[Extracted data entries]
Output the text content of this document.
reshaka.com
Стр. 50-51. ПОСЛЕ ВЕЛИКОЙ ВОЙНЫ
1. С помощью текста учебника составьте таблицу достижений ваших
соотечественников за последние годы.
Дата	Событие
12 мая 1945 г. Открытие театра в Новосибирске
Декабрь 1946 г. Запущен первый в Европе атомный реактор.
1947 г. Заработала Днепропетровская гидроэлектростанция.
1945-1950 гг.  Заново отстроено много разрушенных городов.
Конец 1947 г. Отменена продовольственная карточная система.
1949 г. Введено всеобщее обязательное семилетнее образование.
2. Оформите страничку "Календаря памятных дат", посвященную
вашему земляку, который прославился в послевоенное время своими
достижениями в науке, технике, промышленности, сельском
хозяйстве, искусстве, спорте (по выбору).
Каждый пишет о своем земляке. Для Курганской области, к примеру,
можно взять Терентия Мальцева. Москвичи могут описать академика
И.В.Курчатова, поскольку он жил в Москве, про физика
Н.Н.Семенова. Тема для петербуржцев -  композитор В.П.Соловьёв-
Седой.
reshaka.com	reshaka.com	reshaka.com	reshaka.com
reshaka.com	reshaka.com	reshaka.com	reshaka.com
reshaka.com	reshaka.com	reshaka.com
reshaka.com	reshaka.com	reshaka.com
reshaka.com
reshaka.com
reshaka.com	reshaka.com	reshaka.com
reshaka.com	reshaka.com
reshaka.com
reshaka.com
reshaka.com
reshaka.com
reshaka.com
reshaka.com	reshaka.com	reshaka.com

Objective:
Reproduce the listing above word for word.

Output for this task:
Output the text content of this document.
reshaka.com
Стр. 50-51. ПОСЛЕ ВЕЛИКОЙ ВОЙНЫ
1. С помощью текста учебника составьте таблицу достижений ваших
соотечественников за последние годы.
Дата	Событие
12 мая 1945 г. Открытие театра в Новосибирске
Декабрь 1946 г. Запущен первый в Европе атомный реактор.
1947 г. Заработала Днепропетровская гидроэлектростанция.
1945-1950 гг.  Заново отстроено много разрушенных городов.
Конец 1947 г. Отменена продовольственная карточная система.
1949 г. Введено всеобщее обязательное семилетнее образование.
2. Оформите страничку "Календаря памятных дат", посвященную
вашему земляку, который прославился в послевоенное время своими
достижениями в науке, технике, промышленности, сельском
хозяйстве, искусстве, спорте (по выбору).
Каждый пишет о своем земляке. Для Курганской области, к примеру,
можно взять Терентия Мальцева. Москвичи могут описать академика
И.В.Курчатова, поскольку он жил в Москве, про физика
Н.Н.Семенова. Тема для петербуржцев -  композитор В.П.Соловьёв-
Седой.
reshaka.com	reshaka.com	reshaka.com	reshaka.com
reshaka.com	reshaka.com	reshaka.com	reshaka.com
reshaka.com	reshaka.com	reshaka.com
reshaka.com	reshaka.com	reshaka.com
reshaka.com
reshaka.com
reshaka.com	reshaka.com	reshaka.com
reshaka.com	reshaka.com
reshaka.com
reshaka.com
reshaka.com
reshaka.com
reshaka.com
reshaka.com	reshaka.com	reshaka.com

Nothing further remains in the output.